── Material
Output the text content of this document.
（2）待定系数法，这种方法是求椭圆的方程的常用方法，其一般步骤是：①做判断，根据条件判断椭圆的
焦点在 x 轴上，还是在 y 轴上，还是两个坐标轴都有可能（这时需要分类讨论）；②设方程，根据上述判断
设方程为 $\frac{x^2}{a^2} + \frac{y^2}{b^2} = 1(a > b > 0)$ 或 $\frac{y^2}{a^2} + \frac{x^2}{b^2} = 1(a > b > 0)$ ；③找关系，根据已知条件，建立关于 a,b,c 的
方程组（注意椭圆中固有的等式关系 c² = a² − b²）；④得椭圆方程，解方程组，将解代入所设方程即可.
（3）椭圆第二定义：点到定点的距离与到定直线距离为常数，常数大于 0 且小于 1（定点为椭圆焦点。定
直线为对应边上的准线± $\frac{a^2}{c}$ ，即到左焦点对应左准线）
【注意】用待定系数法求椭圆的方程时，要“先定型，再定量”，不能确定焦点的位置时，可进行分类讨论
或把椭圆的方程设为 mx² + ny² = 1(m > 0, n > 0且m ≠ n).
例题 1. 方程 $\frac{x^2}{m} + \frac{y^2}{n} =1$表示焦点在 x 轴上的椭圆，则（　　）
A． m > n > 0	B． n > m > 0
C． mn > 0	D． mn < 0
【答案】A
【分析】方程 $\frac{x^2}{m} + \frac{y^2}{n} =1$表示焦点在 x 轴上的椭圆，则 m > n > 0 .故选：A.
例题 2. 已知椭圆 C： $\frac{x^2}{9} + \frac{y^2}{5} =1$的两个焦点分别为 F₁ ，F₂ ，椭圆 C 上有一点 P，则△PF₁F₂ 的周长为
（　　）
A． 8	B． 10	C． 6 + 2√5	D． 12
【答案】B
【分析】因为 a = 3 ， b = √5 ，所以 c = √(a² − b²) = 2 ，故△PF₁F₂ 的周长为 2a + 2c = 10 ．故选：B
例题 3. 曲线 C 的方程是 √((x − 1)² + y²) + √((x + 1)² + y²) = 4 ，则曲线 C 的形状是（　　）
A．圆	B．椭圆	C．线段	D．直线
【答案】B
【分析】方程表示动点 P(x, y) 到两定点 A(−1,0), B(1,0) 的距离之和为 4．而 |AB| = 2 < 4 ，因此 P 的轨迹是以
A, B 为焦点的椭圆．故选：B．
────
_Problem to solve_
Make a copy of each line that contains the string "的周长为".

_Response_
例题 2. 已知椭圆 C： $\frac{x^2}{9} + \frac{y^2}{5} =1$的两个焦点分别为 F₁ ，F₂ ，椭圆 C 上有一点 P，则△PF₁F₂ 的周长为
【分析】因为 a = 3 ， b = √5 ，所以 c = √(a² − b²) = 2 ，故△PF₁F₂ 的周长为 2a + 2c = 10 ．故选：B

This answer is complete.